─── Rows
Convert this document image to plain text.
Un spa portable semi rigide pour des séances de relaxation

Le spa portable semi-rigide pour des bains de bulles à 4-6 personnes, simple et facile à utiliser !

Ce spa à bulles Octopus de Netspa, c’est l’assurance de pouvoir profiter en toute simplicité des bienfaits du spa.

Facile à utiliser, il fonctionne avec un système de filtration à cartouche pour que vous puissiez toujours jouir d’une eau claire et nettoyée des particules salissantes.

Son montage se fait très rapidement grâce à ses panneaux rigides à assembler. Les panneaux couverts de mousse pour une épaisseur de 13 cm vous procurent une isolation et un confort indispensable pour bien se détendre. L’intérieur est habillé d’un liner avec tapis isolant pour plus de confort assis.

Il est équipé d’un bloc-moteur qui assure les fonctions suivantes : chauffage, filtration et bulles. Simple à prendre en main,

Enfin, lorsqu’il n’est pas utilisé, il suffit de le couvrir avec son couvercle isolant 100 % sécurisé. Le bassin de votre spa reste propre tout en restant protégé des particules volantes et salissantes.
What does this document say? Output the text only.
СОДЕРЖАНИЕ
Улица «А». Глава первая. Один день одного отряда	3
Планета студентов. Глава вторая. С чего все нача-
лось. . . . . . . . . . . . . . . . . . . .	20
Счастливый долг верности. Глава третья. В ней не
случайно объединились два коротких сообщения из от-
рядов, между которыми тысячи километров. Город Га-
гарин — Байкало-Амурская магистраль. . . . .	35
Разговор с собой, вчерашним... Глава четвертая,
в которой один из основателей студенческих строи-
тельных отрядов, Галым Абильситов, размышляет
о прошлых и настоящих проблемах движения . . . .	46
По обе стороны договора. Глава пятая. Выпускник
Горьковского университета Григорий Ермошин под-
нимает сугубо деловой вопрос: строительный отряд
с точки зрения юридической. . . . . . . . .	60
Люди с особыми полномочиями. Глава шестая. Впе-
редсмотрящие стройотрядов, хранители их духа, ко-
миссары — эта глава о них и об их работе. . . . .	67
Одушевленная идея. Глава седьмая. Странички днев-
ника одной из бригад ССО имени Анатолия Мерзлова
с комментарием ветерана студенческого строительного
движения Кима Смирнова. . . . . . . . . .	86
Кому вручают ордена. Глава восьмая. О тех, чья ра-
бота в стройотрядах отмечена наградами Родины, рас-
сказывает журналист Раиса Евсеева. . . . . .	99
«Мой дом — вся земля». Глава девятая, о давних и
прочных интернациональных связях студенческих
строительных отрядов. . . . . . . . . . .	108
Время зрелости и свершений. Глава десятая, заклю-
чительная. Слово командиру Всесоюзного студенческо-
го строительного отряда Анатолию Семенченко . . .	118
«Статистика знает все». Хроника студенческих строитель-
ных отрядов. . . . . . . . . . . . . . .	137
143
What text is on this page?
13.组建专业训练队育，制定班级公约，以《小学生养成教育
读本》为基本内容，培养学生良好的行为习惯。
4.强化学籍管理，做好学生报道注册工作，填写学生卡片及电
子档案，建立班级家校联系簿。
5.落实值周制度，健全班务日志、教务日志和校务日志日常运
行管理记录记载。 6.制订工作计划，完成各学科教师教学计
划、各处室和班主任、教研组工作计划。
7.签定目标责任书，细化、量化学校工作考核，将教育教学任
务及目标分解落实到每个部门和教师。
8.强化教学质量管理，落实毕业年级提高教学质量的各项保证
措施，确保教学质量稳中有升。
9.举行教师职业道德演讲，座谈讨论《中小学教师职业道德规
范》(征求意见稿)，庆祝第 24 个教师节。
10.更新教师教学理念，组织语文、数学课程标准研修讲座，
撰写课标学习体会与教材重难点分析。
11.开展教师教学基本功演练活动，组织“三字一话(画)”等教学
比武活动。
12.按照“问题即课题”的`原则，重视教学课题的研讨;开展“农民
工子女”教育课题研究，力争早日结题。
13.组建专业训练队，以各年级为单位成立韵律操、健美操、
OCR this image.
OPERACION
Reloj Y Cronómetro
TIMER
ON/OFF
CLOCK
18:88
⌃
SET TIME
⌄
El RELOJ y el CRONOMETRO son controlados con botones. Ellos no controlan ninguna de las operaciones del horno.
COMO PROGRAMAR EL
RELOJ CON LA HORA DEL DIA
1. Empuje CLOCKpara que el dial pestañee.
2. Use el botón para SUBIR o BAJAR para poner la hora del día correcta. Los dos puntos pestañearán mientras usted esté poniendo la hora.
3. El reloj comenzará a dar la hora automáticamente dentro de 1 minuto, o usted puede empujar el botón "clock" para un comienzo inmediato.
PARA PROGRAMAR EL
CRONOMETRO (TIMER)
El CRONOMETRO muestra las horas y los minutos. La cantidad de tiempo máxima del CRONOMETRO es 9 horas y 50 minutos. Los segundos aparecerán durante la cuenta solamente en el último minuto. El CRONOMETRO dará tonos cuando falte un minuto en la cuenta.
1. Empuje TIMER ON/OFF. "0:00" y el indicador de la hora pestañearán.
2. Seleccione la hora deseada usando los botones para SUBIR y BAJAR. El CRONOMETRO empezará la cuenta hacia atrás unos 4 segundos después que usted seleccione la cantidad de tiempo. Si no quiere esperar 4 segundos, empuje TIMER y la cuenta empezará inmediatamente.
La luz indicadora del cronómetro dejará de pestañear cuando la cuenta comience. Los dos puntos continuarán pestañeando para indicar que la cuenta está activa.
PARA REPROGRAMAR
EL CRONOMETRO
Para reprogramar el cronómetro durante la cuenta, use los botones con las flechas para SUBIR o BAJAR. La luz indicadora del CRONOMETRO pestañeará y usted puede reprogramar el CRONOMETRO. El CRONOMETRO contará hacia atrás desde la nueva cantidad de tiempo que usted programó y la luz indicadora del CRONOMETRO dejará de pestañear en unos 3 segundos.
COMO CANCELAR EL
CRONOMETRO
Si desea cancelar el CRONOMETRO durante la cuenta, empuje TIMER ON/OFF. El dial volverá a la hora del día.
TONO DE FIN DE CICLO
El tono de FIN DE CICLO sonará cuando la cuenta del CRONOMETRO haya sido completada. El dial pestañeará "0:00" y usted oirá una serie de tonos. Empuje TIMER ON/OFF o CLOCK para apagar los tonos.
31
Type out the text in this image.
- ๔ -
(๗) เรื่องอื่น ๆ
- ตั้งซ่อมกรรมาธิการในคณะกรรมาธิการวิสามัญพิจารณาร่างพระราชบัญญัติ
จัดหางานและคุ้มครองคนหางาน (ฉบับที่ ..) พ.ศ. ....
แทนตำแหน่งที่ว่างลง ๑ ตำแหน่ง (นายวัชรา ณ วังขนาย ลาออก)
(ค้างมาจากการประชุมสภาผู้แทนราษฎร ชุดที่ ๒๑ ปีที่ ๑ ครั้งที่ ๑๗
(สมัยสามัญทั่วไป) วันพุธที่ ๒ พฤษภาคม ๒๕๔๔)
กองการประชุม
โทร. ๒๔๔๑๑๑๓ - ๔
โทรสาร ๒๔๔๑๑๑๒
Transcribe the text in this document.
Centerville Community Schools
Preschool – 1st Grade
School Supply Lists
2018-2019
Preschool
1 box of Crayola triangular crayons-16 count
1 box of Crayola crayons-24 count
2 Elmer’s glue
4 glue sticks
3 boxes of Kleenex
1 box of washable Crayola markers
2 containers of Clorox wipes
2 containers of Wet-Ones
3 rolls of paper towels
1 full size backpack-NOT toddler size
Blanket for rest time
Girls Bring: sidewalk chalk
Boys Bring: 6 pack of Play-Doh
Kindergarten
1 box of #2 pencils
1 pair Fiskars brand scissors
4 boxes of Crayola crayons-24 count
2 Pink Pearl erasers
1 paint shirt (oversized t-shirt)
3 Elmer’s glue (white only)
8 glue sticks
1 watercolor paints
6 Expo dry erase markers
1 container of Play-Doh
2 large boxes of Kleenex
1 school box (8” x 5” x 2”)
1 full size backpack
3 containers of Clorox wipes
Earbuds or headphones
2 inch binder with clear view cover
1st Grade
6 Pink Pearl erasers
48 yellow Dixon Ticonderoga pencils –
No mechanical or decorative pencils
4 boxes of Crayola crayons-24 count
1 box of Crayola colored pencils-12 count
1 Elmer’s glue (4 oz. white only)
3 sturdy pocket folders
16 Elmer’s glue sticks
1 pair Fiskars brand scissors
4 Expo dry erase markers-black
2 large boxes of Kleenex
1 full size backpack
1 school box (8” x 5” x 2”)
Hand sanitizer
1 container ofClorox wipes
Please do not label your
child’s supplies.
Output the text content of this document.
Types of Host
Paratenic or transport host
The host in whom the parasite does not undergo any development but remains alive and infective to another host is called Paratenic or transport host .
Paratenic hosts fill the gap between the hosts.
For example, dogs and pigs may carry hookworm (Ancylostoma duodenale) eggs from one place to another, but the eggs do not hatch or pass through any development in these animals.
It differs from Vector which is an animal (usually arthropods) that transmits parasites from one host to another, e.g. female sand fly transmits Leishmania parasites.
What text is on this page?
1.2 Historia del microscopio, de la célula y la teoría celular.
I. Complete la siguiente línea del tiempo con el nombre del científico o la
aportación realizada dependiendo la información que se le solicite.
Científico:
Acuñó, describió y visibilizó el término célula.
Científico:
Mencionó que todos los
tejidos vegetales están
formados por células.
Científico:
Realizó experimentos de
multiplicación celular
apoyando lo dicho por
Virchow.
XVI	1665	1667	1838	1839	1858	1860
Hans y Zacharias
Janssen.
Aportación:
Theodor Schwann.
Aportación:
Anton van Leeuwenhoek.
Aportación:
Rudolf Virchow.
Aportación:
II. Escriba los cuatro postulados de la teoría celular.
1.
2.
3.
──────
Given request: Return every line in the listing that contains the word "BAJAR".

Solution for this task:
2. Use el botón para SUBIR o BAJAR para poner la hora del día correcta. Los dos puntos pestañearán mientras usted esté poniendo la hora.
2. Seleccione la hora deseada usando los botones para SUBIR y BAJAR. El CRONOMETRO empezará la cuenta hacia atrás unos 4 segundos después que usted seleccione la cantidad de tiempo. Si no quiere esperar 4 segundos, empuje TIMER y la cuenta empezará inmediatamente.
Para reprogramar el cronómetro durante la cuenta, use los botones con las flechas para SUBIR o BAJAR. La luz indicadora del CRONOMETRO pestañeará y usted puede reprogramar el CRONOMETRO. El CRONOMETRO contará hacia atrás desde la nueva cantidad de tiempo que usted programó y la luz indicadora del CRONOMETRO dejará de pestañear en unos 3 segundos.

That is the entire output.